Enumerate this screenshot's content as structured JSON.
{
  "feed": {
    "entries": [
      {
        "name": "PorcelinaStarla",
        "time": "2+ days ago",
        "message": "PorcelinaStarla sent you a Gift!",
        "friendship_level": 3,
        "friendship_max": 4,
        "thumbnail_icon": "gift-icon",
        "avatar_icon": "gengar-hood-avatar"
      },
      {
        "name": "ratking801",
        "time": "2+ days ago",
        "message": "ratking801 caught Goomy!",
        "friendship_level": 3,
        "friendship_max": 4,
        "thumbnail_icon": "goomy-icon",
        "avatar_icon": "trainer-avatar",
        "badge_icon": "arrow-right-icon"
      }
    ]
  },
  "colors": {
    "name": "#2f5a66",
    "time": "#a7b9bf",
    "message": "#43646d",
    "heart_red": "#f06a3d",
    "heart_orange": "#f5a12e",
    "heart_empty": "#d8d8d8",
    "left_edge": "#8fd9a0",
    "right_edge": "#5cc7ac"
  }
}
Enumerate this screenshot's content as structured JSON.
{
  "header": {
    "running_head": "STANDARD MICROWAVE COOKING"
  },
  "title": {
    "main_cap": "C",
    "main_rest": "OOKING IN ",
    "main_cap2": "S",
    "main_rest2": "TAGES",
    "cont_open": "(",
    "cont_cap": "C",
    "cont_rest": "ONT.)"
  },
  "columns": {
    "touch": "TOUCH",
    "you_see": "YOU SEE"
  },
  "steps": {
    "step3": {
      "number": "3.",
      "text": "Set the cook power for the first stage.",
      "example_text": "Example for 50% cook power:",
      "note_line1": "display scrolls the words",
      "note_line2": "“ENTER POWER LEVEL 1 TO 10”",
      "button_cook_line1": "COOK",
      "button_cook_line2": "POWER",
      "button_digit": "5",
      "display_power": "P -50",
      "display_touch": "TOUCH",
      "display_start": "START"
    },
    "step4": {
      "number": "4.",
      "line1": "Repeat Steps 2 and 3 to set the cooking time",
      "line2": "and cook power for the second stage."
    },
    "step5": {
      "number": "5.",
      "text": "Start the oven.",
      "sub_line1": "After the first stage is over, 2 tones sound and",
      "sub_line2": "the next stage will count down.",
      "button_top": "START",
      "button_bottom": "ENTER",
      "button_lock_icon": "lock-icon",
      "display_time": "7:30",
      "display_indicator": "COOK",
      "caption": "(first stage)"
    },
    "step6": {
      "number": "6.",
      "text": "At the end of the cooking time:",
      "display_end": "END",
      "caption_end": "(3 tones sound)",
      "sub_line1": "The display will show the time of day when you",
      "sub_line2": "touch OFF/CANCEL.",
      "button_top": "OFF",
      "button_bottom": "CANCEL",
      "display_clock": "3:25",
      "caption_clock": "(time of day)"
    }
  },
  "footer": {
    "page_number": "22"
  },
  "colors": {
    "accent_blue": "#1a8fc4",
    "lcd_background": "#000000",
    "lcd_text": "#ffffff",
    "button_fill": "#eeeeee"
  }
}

****

* **Challenge**:
Scan the material above. Copy each line where "PorcelinaStarla" occurs.

* **Written response**:
        "name": "PorcelinaStarla",
        "message": "PorcelinaStarla sent you a Gift!",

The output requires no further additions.